--- START Dataset records ---

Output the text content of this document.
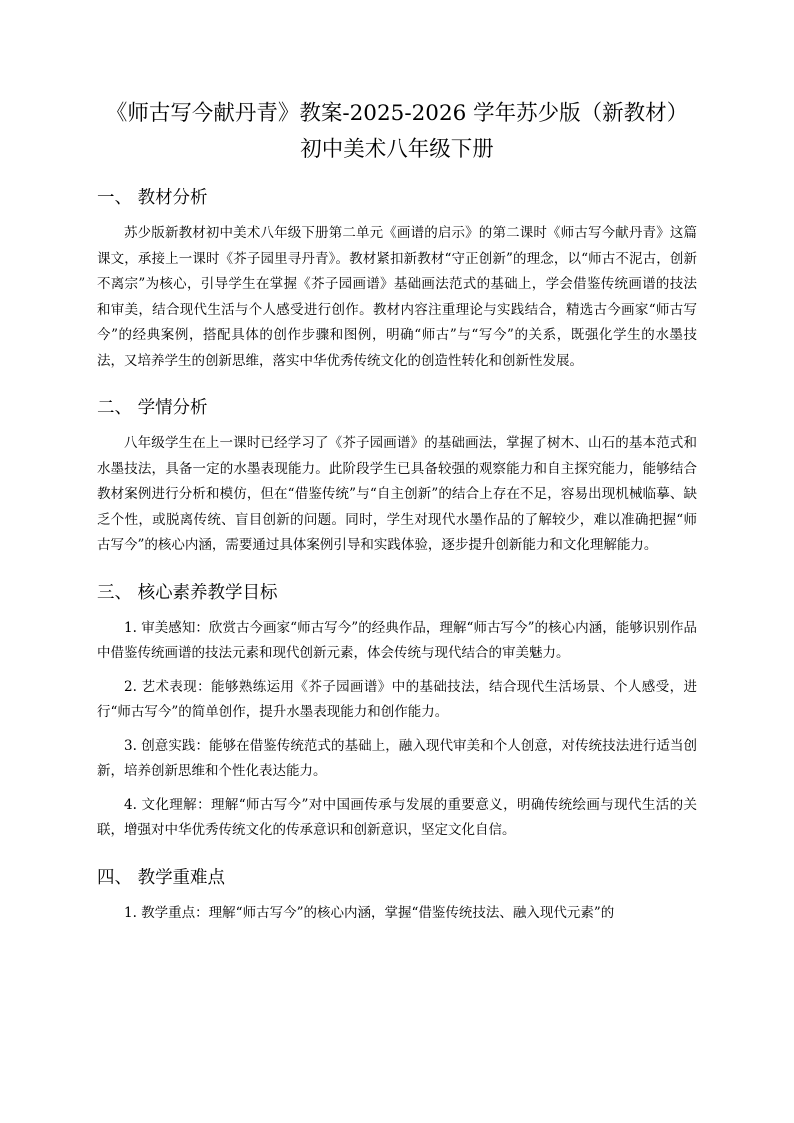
《师古写今献丹青》教案-2025-2026 学年苏少版（新教材）
初中美术八年级下册
一、 教材分析

苏少版新教材初中美术八年级下册第二单元《画谱的启示》的第二课时《师古写今献丹青》这篇课文，承接上一课时《芥子园里寻丹青》。教材紧扣新教材“守正创新”的理念，以“师古不泥古，创新不离宗”为核心，引导学生在掌握《芥子园画谱》基础画法范式的基础上，学会借鉴传统画谱的技法和审美，结合现代生活与个人感受进行创作。教材内容注重理论与实践结合，精选古今画家“师古写今”的经典案例，搭配具体的创作步骤和图例，明确“师古”与“写今”的关系，既强化学生的水墨技法，又培养学生的创新思维，落实中华优秀传统文化的创造性转化和创新性发展。

二、 学情分析

八年级学生在上一课时已经学习了《芥子园画谱》的基础画法，掌握了树木、山石的基本范式和水墨技法，具备一定的水墨表现能力。此阶段学生已具备较强的观察能力和自主探究能力，能够结合教材案例进行分析和模仿，但在“借鉴传统”与“自主创新”的结合上存在不足，容易出现机械临摹、缺乏个性，或脱离传统、盲目创新的问题。同时，学生对现代水墨作品的了解较少，难以准确把握“师古写今”的核心内涵，需要通过具体案例引导和实践体验，逐步提升创新能力和文化理解能力。

三、 核心素养教学目标

1. 审美感知：欣赏古今画家“师古写今”的经典作品，理解“师古写今”的核心内涵，能够识别作品中借鉴传统画谱的技法元素和现代创新元素，体会传统与现代结合的审美魅力。

2. 艺术表现：能够熟练运用《芥子园画谱》中的基础技法，结合现代生活场景、个人感受，进行“师古写今”的简单创作，提升水墨表现能力和创作能力。

3. 创意实践：能够在借鉴传统范式的基础上，融入现代审美和个人创意，对传统技法进行适当创新，培养创新思维和个性化表达能力。

4. 文化理解：理解“师古写今”对中国画传承与发展的重要意义，明确传统绘画与现代生活的关联，增强对中华优秀传统文化的传承意识和创新意识，坚定文化自信。

四、 教学重难点

1. 教学重点：理解“师古写今”的核心内涵，掌握“借鉴传统技法、融入现代元素”的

--- END Dataset records ---

_What is expected_
Across the records, how many lines contain "的核心内涵"? Only the number should be given.

_The output_
3